**Your objective:** Write out the full listing again, exactly as it stands.

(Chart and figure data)

.....

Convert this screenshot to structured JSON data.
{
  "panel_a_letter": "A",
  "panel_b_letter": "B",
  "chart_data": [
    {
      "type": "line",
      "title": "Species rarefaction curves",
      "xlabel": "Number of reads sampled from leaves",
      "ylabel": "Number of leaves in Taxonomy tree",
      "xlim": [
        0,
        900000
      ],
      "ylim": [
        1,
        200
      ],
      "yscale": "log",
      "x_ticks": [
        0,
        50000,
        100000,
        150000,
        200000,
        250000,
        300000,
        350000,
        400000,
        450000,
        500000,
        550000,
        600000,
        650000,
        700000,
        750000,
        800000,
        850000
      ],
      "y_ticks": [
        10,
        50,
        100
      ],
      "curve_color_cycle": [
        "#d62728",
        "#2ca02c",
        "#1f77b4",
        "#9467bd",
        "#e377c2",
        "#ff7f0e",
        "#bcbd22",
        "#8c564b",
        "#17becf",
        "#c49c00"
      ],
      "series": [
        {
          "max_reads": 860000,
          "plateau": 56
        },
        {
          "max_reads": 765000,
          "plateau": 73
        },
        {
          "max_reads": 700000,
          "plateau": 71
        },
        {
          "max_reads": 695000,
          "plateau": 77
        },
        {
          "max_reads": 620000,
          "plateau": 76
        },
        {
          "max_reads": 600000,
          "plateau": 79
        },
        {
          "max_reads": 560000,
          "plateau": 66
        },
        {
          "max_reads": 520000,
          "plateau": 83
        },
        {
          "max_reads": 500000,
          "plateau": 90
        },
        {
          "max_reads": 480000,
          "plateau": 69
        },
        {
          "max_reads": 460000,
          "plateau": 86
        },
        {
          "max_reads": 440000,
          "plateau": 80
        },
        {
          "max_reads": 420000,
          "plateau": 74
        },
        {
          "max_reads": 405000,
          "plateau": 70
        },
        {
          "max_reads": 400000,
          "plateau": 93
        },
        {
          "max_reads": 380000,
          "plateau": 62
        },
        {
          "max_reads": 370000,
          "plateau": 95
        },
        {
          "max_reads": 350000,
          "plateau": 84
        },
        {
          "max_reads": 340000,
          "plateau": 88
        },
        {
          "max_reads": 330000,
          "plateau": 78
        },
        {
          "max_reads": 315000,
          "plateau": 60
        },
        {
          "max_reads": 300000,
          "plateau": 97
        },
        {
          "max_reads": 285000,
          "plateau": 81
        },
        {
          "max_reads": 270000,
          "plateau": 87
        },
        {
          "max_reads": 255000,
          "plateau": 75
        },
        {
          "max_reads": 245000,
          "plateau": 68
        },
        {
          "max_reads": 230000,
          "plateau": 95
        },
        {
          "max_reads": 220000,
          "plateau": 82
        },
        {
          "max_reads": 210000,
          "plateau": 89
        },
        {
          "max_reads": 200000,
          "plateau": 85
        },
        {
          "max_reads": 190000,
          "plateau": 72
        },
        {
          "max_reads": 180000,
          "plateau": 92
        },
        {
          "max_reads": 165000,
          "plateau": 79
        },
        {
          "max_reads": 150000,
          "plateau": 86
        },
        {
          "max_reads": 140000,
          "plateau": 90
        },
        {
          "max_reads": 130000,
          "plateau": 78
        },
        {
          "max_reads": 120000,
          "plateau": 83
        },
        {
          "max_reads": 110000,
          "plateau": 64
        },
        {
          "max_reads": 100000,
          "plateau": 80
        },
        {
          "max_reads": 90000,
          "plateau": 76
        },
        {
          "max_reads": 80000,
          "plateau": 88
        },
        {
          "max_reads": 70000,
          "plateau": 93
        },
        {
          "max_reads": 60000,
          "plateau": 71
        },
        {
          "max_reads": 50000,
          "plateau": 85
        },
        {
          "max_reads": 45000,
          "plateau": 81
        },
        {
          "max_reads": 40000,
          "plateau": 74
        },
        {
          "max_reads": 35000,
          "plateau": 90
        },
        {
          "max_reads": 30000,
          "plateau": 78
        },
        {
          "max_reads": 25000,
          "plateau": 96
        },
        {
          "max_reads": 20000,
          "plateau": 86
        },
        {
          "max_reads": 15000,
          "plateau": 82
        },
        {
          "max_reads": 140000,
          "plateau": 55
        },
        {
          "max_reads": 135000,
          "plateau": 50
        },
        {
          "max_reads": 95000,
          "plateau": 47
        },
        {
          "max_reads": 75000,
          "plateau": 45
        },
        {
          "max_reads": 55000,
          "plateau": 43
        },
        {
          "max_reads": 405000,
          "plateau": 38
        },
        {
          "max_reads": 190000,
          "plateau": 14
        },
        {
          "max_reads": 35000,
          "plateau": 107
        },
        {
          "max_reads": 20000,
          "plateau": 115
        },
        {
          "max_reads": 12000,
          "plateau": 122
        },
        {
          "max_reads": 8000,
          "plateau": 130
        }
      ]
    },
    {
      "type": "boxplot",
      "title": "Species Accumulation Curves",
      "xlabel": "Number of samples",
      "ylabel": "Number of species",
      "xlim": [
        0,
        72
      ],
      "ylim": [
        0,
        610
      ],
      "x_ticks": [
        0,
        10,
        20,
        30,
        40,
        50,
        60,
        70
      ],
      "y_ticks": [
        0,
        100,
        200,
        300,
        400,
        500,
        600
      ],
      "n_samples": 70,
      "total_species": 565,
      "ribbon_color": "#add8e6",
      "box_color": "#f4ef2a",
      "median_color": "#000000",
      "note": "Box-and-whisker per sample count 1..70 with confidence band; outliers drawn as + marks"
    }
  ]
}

.....

**Solution to the exercise:**
Convert this screenshot to structured JSON data.
{
  "panel_a_letter": "A",
  "panel_b_letter": "B",
  "chart_data": [
    {
      "type": "line",
      "title": "Species rarefaction curves",
      "xlabel": "Number of reads sampled from leaves",
      "ylabel": "Number of leaves in Taxonomy tree",
      "xlim": [
        0,
        900000
      ],
      "ylim": [
        1,
        200
      ],
      "yscale": "log",
      "x_ticks": [
        0,
        50000,
        100000,
        150000,
        200000,
        250000,
        300000,
        350000,
        400000,
        450000,
        500000,
        550000,
        600000,
        650000,
        700000,
        750000,
        800000,
        850000
      ],
      "y_ticks": [
        10,
        50,
        100
      ],
      "curve_color_cycle": [
        "#d62728",
        "#2ca02c",
        "#1f77b4",
        "#9467bd",
        "#e377c2",
        "#ff7f0e",
        "#bcbd22",
        "#8c564b",
        "#17becf",
        "#c49c00"
      ],
      "series": [
        {
          "max_reads": 860000,
          "plateau": 56
        },
        {
          "max_reads": 765000,
          "plateau": 73
        },
        {
          "max_reads": 700000,
          "plateau": 71
        },
        {
          "max_reads": 695000,
          "plateau": 77
        },
        {
          "max_reads": 620000,
          "plateau": 76
        },
        {
          "max_reads": 600000,
          "plateau": 79
        },
        {
          "max_reads": 560000,
          "plateau": 66
        },
        {
          "max_reads": 520000,
          "plateau": 83
        },
        {
          "max_reads": 500000,
          "plateau": 90
        },
        {
          "max_reads": 480000,
          "plateau": 69
        },
        {
          "max_reads": 460000,
          "plateau": 86
        },
        {
          "max_reads": 440000,
          "plateau": 80
        },
        {
          "max_reads": 420000,
          "plateau": 74
        },
        {
          "max_reads": 405000,
          "plateau": 70
        },
        {
          "max_reads": 400000,
          "plateau": 93
        },
        {
          "max_reads": 380000,
          "plateau": 62
        },
        {
          "max_reads": 370000,
          "plateau": 95
        },
        {
          "max_reads": 350000,
          "plateau": 84
        },
        {
          "max_reads": 340000,
          "plateau": 88
        },
        {
          "max_reads": 330000,
          "plateau": 78
        },
        {
          "max_reads": 315000,
          "plateau": 60
        },
        {
          "max_reads": 300000,
          "plateau": 97
        },
        {
          "max_reads": 285000,
          "plateau": 81
        },
        {
          "max_reads": 270000,
          "plateau": 87
        },
        {
          "max_reads": 255000,
          "plateau": 75
        },
        {
          "max_reads": 245000,
          "plateau": 68
        },
        {
          "max_reads": 230000,
          "plateau": 95
        },
        {
          "max_reads": 220000,
          "plateau": 82
        },
        {
          "max_reads": 210000,
          "plateau": 89
        },
        {
          "max_reads": 200000,
          "plateau": 85
        },
        {
          "max_reads": 190000,
          "plateau": 72
        },
        {
          "max_reads": 180000,
          "plateau": 92
        },
        {
          "max_reads": 165000,
          "plateau": 79
        },
        {
          "max_reads": 150000,
          "plateau": 86
        },
        {
          "max_reads": 140000,
          "plateau": 90
        },
        {
          "max_reads": 130000,
          "plateau": 78
        },
        {
          "max_reads": 120000,
          "plateau": 83
        },
        {
          "max_reads": 110000,
          "plateau": 64
        },
        {
          "max_reads": 100000,
          "plateau": 80
        },
        {
          "max_reads": 90000,
          "plateau": 76
        },
        {
          "max_reads": 80000,
          "plateau": 88
        },
        {
          "max_reads": 70000,
          "plateau": 93
        },
        {
          "max_reads": 60000,
          "plateau": 71
        },
        {
          "max_reads": 50000,
          "plateau": 85
        },
        {
          "max_reads": 45000,
          "plateau": 81
        },
        {
          "max_reads": 40000,
          "plateau": 74
        },
        {
          "max_reads": 35000,
          "plateau": 90
        },
        {
          "max_reads": 30000,
          "plateau": 78
        },
        {
          "max_reads": 25000,
          "plateau": 96
        },
        {
          "max_reads": 20000,
          "plateau": 86
        },
        {
          "max_reads": 15000,
          "plateau": 82
        },
        {
          "max_reads": 140000,
          "plateau": 55
        },
        {
          "max_reads": 135000,
          "plateau": 50
        },
        {
          "max_reads": 95000,
          "plateau": 47
        },
        {
          "max_reads": 75000,
          "plateau": 45
        },
        {
          "max_reads": 55000,
          "plateau": 43
        },
        {
          "max_reads": 405000,
          "plateau": 38
        },
        {
          "max_reads": 190000,
          "plateau": 14
        },
        {
          "max_reads": 35000,
          "plateau": 107
        },
        {
          "max_reads": 20000,
          "plateau": 115
        },
        {
          "max_reads": 12000,
          "plateau": 122
        },
        {
          "max_reads": 8000,
          "plateau": 130
        }
      ]
    },
    {
      "type": "boxplot",
      "title": "Species Accumulation Curves",
      "xlabel": "Number of samples",
      "ylabel": "Number of species",
      "xlim": [
        0,
        72
      ],
      "ylim": [
        0,
        610
      ],
      "x_ticks": [
        0,
        10,
        20,
        30,
        40,
        50,
        60,
        70
      ],
      "y_ticks": [
        0,
        100,
        200,
        300,
        400,
        500,
        600
      ],
      "n_samples": 70,
      "total_species": 565,
      "ribbon_color": "#add8e6",
      "box_color": "#f4ef2a",
      "median_color": "#000000",
      "note": "Box-and-whisker per sample count 1..70 with confidence band; outliers drawn as + marks"
    }
  ]
}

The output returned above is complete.